## WHAT THIS TASK INVOLVES
Write out the data again exactly, skipping every picture.

## INPUT DATA

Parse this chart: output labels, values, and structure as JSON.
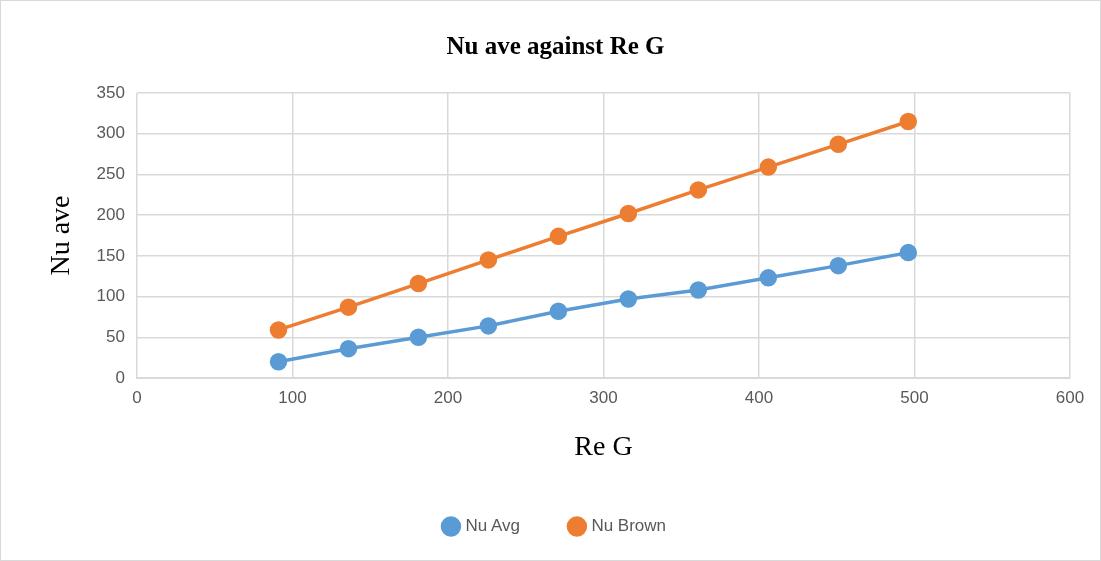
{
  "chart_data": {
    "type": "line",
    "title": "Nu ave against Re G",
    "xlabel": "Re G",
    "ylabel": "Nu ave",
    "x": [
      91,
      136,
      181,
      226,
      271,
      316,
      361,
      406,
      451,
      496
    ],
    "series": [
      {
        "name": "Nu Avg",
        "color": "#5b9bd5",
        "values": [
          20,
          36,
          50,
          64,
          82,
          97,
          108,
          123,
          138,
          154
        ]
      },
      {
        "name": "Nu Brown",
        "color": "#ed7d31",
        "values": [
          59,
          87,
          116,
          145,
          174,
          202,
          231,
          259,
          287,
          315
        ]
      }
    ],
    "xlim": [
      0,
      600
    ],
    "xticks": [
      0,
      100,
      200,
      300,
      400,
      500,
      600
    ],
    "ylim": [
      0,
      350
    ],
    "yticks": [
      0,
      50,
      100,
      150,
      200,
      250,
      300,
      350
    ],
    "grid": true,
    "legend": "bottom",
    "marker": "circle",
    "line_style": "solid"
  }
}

## THE COMPLETED TASK
Parse this chart: output labels, values, and structure as JSON.
{
  "chart_data": {
    "type": "line",
    "title": "Nu ave against Re G",
    "xlabel": "Re G",
    "ylabel": "Nu ave",
    "x": [
      91,
      136,
      181,
      226,
      271,
      316,
      361,
      406,
      451,
      496
    ],
    "series": [
      {
        "name": "Nu Avg",
        "color": "#5b9bd5",
        "values": [
          20,
          36,
          50,
          64,
          82,
          97,
          108,
          123,
          138,
          154
        ]
      },
      {
        "name": "Nu Brown",
        "color": "#ed7d31",
        "values": [
          59,
          87,
          116,
          145,
          174,
          202,
          231,
          259,
          287,
          315
        ]
      }
    ],
    "xlim": [
      0,
      600
    ],
    "xticks": [
      0,
      100,
      200,
      300,
      400,
      500,
      600
    ],
    "ylim": [
      0,
      350
    ],
    "yticks": [
      0,
      50,
      100,
      150,
      200,
      250,
      300,
      350
    ],
    "grid": true,
    "legend": "bottom",
    "marker": "circle",
    "line_style": "solid"
  }
}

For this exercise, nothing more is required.